MATERIAL FOR THE TASK below:
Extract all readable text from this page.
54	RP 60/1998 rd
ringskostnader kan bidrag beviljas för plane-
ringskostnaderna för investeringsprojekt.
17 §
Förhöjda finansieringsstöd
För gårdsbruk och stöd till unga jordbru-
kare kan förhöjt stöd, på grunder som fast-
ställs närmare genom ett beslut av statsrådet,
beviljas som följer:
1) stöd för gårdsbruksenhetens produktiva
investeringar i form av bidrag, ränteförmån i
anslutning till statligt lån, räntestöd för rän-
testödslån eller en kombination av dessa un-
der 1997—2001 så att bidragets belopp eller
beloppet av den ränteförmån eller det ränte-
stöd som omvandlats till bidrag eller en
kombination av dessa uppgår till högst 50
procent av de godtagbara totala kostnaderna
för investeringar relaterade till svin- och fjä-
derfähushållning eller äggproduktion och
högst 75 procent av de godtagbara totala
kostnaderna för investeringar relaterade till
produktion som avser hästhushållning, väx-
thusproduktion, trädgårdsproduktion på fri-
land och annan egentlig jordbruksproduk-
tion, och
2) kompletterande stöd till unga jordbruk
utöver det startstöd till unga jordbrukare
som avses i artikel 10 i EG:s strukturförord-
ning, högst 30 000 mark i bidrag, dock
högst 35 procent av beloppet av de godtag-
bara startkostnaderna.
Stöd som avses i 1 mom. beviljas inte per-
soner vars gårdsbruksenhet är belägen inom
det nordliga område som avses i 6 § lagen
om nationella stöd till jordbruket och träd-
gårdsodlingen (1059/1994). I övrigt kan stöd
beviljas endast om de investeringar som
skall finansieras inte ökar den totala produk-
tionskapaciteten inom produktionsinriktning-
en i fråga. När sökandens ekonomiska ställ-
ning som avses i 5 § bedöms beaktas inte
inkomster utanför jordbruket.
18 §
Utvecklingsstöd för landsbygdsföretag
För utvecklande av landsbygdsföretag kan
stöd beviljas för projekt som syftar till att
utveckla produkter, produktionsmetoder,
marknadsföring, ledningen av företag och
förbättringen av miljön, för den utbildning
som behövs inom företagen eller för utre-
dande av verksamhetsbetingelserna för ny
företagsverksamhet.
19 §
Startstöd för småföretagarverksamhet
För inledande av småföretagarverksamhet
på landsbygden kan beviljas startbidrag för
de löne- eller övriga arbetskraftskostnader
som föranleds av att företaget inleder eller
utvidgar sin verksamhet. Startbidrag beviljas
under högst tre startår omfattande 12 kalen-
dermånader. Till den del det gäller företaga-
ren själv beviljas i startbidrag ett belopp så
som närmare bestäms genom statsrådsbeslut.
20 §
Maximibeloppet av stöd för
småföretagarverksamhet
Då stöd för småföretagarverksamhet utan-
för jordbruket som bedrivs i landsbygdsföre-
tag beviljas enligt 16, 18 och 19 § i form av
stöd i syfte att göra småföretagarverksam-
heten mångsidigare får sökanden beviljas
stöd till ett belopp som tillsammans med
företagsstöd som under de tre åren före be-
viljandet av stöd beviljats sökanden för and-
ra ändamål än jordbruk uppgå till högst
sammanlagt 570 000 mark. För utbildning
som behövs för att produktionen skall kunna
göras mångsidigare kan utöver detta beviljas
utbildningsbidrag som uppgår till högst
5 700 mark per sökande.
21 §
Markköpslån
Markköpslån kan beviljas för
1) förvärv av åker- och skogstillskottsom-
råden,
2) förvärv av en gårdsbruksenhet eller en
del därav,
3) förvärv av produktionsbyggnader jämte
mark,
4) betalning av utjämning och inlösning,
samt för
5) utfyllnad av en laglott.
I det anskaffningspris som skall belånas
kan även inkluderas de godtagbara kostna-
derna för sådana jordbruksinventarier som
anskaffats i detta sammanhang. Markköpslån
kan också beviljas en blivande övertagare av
End of MATERIAL FOR THE TASK.
* PROBLEM DETAILS:
Pick out and copy the lines of the entries that hold the string "behövs".

* RESPONSE FOR THIS EXERCISE:
som behövs inom företagen eller för utre-
som behövs för att produktionen skall kunna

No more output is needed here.